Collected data
—————
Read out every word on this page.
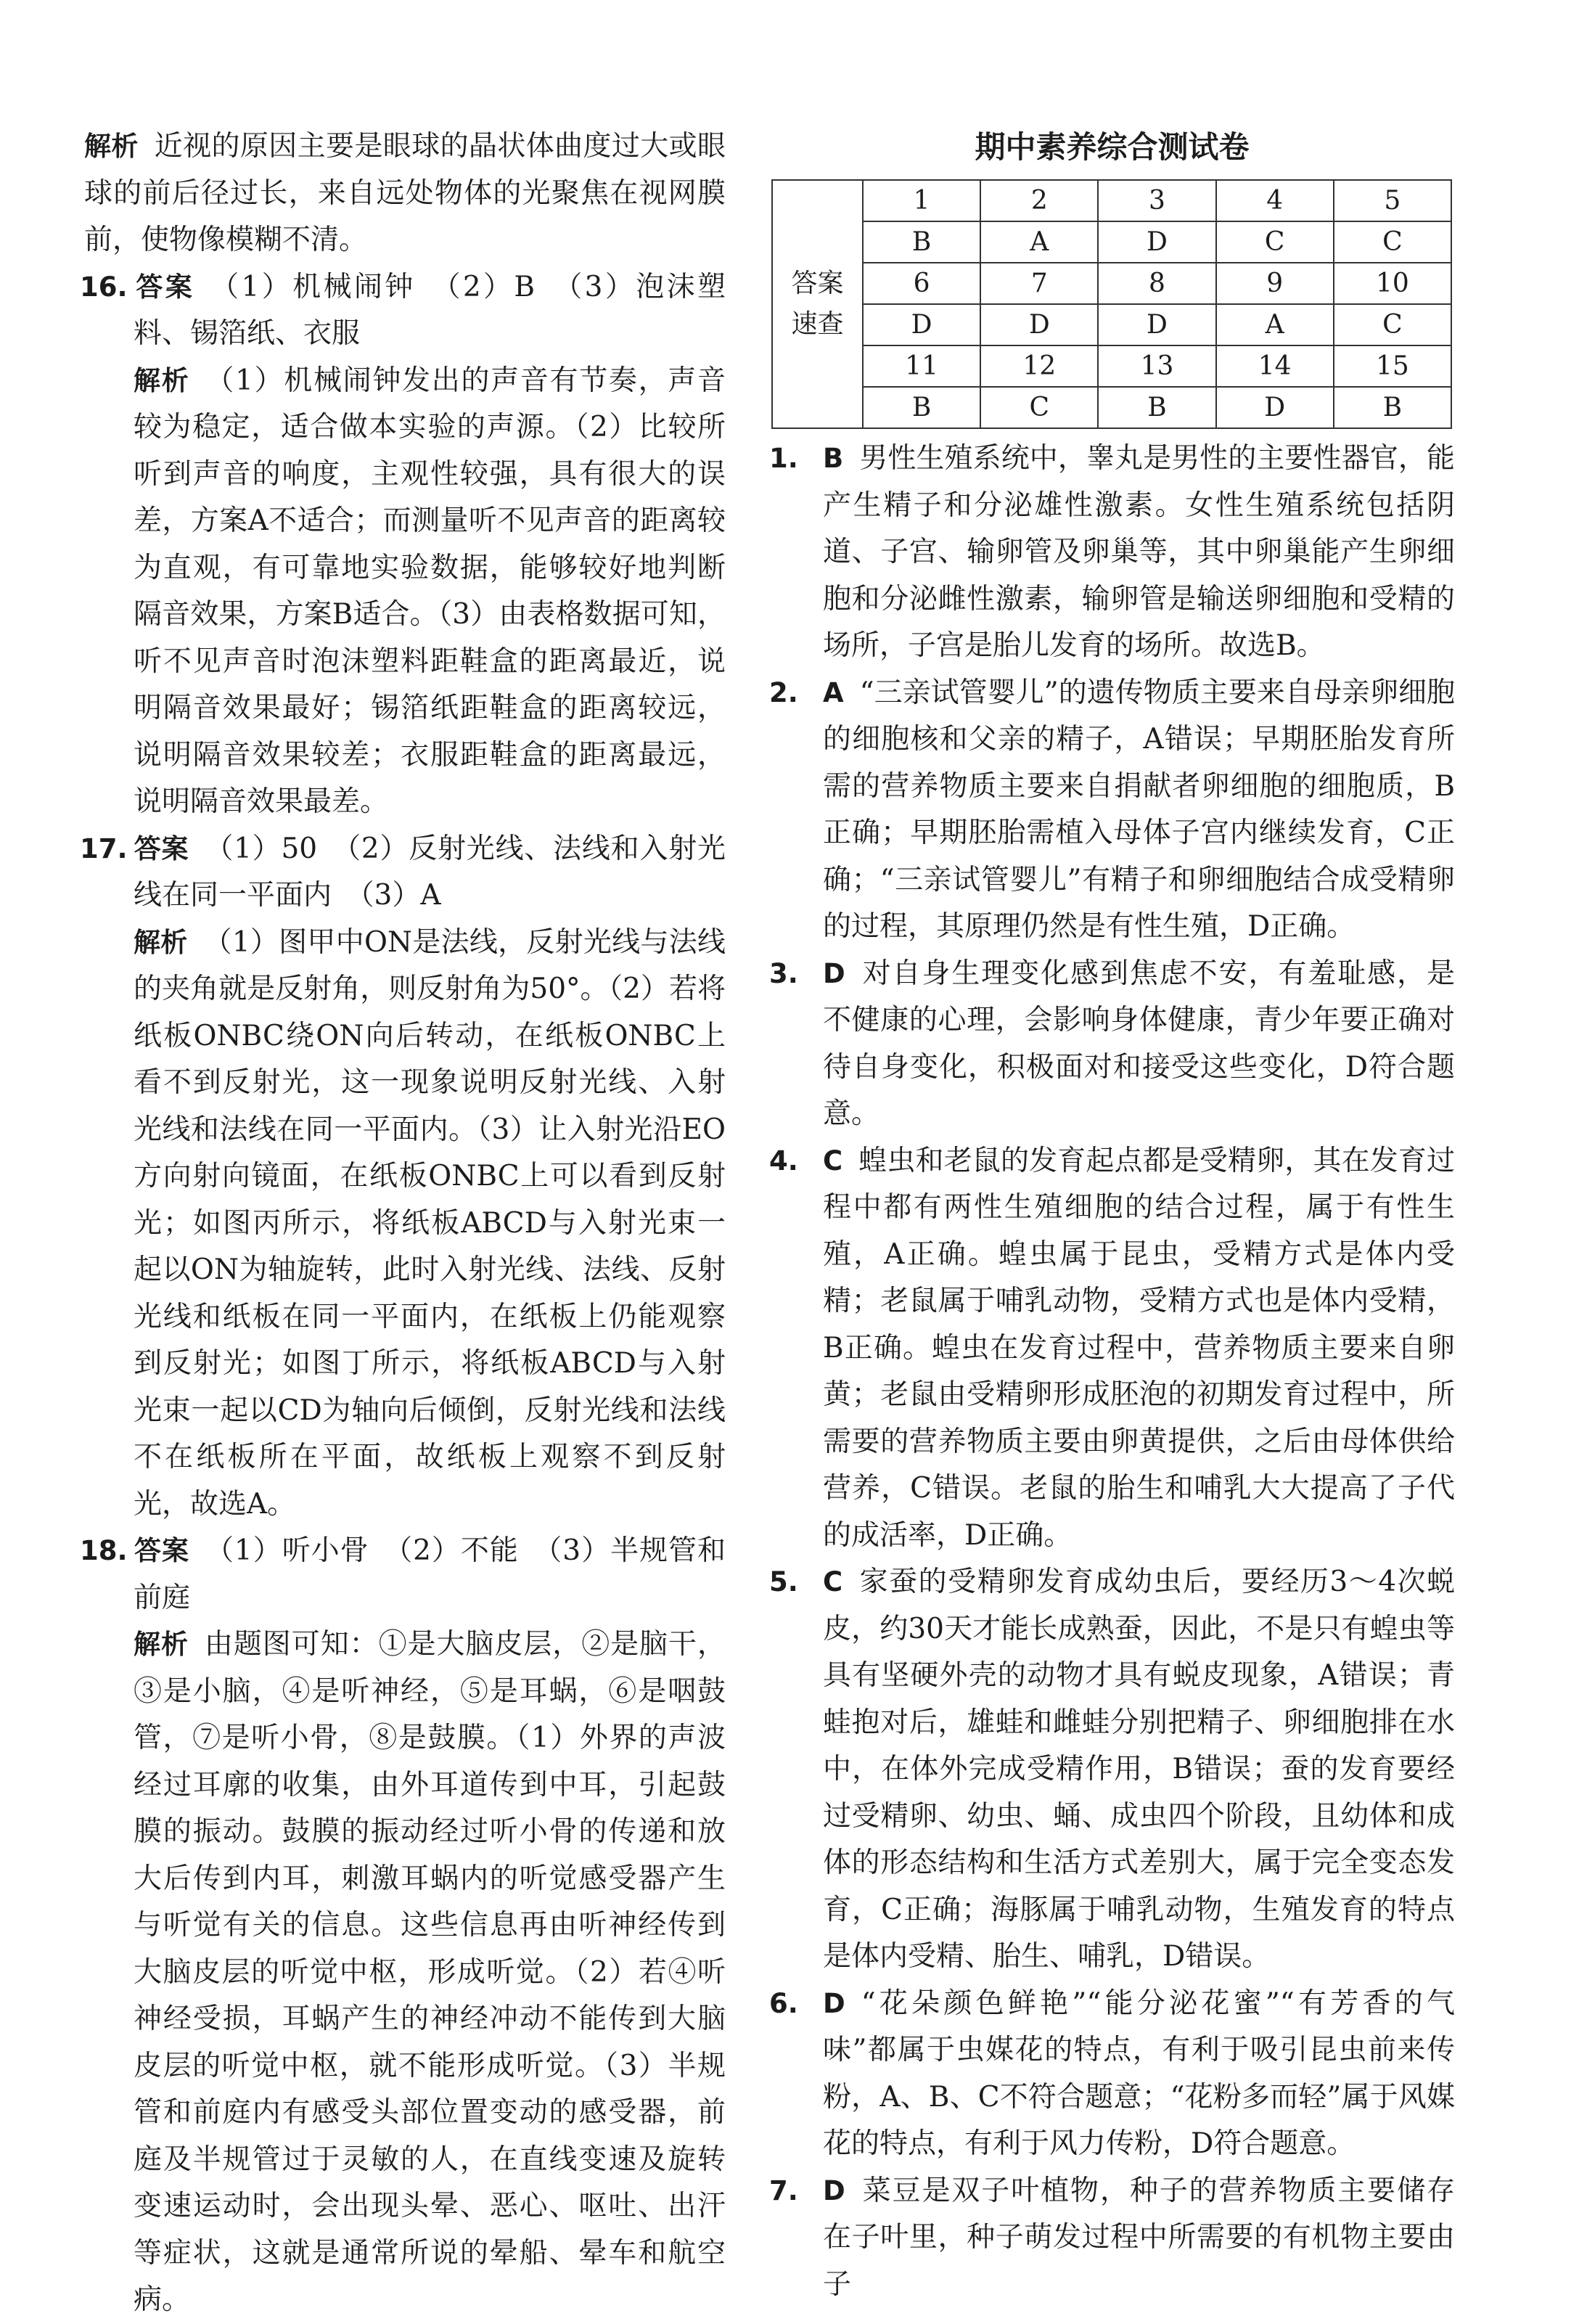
解析 近视的原因主要是眼球的晶状体曲度过大或眼球的前后径过长，来自远处物体的光聚焦在视网膜前，使物像模糊不清。

16. 答案 （1）机械闹钟　（2）B　（3）泡沫塑料、锡箔纸、衣服

解析 （1）机械闹钟发出的声音有节奏，声音较为稳定，适合做本实验的声源。（2）比较所听到声音的响度，主观性较强，具有很大的误差，方案A不适合；而测量听不见声音的距离较为直观，有可靠地实验数据，能够较好地判断隔音效果，方案B适合。（3）由表格数据可知，听不见声音时泡沫塑料距鞋盒的距离最近，说明隔音效果最好；锡箔纸距鞋盒的距离较远，说明隔音效果较差；衣服距鞋盒的距离最远，说明隔音效果最差。

17. 答案 （1）50　（2）反射光线、法线和入射光线在同一平面内　（3）A

解析 （1）图甲中ON是法线，反射光线与法线的夹角就是反射角，则反射角为50°。（2）若将纸板ONBC绕ON向后转动，在纸板ONBC上看不到反射光，这一现象说明反射光线、入射光线和法线在同一平面内。（3）让入射光沿EO方向射向镜面，在纸板ONBC上可以看到反射光；如图丙所示，将纸板ABCD与入射光束一起以ON为轴旋转，此时入射光线、法线、反射光线和纸板在同一平面内，在纸板上仍能观察到反射光；如图丁所示，将纸板ABCD与入射光束一起以CD为轴向后倾倒，反射光线和法线不在纸板所在平面，故纸板上观察不到反射光，故选A。

18. 答案 （1）听小骨　（2）不能　（3）半规管和前庭

解析 由题图可知：①是大脑皮层，②是脑干，③是小脑，④是听神经，⑤是耳蜗，⑥是咽鼓管，⑦是听小骨，⑧是鼓膜。（1）外界的声波经过耳廓的收集，由外耳道传到中耳，引起鼓膜的振动。鼓膜的振动经过听小骨的传递和放大后传到内耳，刺激耳蜗内的听觉感受器产生与听觉有关的信息。这些信息再由听神经传到大脑皮层的听觉中枢，形成听觉。（2）若④听神经受损，耳蜗产生的神经冲动不能传到大脑皮层的听觉中枢，就不能形成听觉。（3）半规管和前庭内有感受头部位置变动的感受器，前庭及半规管过于灵敏的人，在直线变速及旋转变速运动时，会出现头晕、恶心、呕吐、出汗等症状，这就是通常所说的晕船、晕车和航空病。

期中素养综合测试卷
答案
速查	1	2	3	4	5
	B	A	D	C	C
	6	7	8	9	10
	D	D	D	A	C
	11	12	13	14	15
	B	C	B	D	B

1. B 男性生殖系统中，睾丸是男性的主要性器官，能产生精子和分泌雄性激素。女性生殖系统包括阴道、子宫、输卵管及卵巢等，其中卵巢能产生卵细胞和分泌雌性激素，输卵管是输送卵细胞和受精的场所，子宫是胎儿发育的场所。故选B。

2. A “三亲试管婴儿”的遗传物质主要来自母亲卵细胞的细胞核和父亲的精子，A错误；早期胚胎发育所需的营养物质主要来自捐献者卵细胞的细胞质，B正确；早期胚胎需植入母体子宫内继续发育，C正确；“三亲试管婴儿”有精子和卵细胞结合成受精卵的过程，其原理仍然是有性生殖，D正确。

3. D 对自身生理变化感到焦虑不安，有羞耻感，是不健康的心理，会影响身体健康，青少年要正确对待自身变化，积极面对和接受这些变化，D符合题意。

4. C 蝗虫和老鼠的发育起点都是受精卵，其在发育过程中都有两性生殖细胞的结合过程，属于有性生殖，A正确。蝗虫属于昆虫，受精方式是体内受精；老鼠属于哺乳动物，受精方式也是体内受精，B正确。蝗虫在发育过程中，营养物质主要来自卵黄；老鼠由受精卵形成胚泡的初期发育过程中，所需要的营养物质主要由卵黄提供，之后由母体供给营养，C错误。老鼠的胎生和哺乳大大提高了子代的成活率，D正确。

5. C 家蚕的受精卵发育成幼虫后，要经历3～4次蜕皮，约30天才能长成熟蚕，因此，不是只有蝗虫等具有坚硬外壳的动物才具有蜕皮现象，A错误；青蛙抱对后，雄蛙和雌蛙分别把精子、卵细胞排在水中，在体外完成受精作用，B错误；蚕的发育要经过受精卵、幼虫、蛹、成虫四个阶段，且幼体和成体的形态结构和生活方式差别大，属于完全变态发育，C正确；海豚属于哺乳动物，生殖发育的特点是体内受精、胎生、哺乳，D错误。

6. D “花朵颜色鲜艳”“能分泌花蜜”“有芳香的气味”都属于虫媒花的特点，有利于吸引昆虫前来传粉，A、B、C不符合题意；“花粉多而轻”属于风媒花的特点，有利于风力传粉，D符合题意。

7. D 菜豆是双子叶植物，种子的营养物质主要储存在子叶里，种子萌发过程中所需要的有机物主要由子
—————
### What is asked
From the data above, gather every line that includes the word "D符合题意".

### Exercise response
3. D 对自身生理变化感到焦虑不安，有羞耻感，是不健康的心理，会影响身体健康，青少年要正确对待自身变化，积极面对和接受这些变化，D符合题意。
6. D “花朵颜色鲜艳”“能分泌花蜜”“有芳香的气味”都属于虫媒花的特点，有利于吸引昆虫前来传粉，A、B、C不符合题意；“花粉多而轻”属于风媒花的特点，有利于风力传粉，D符合题意。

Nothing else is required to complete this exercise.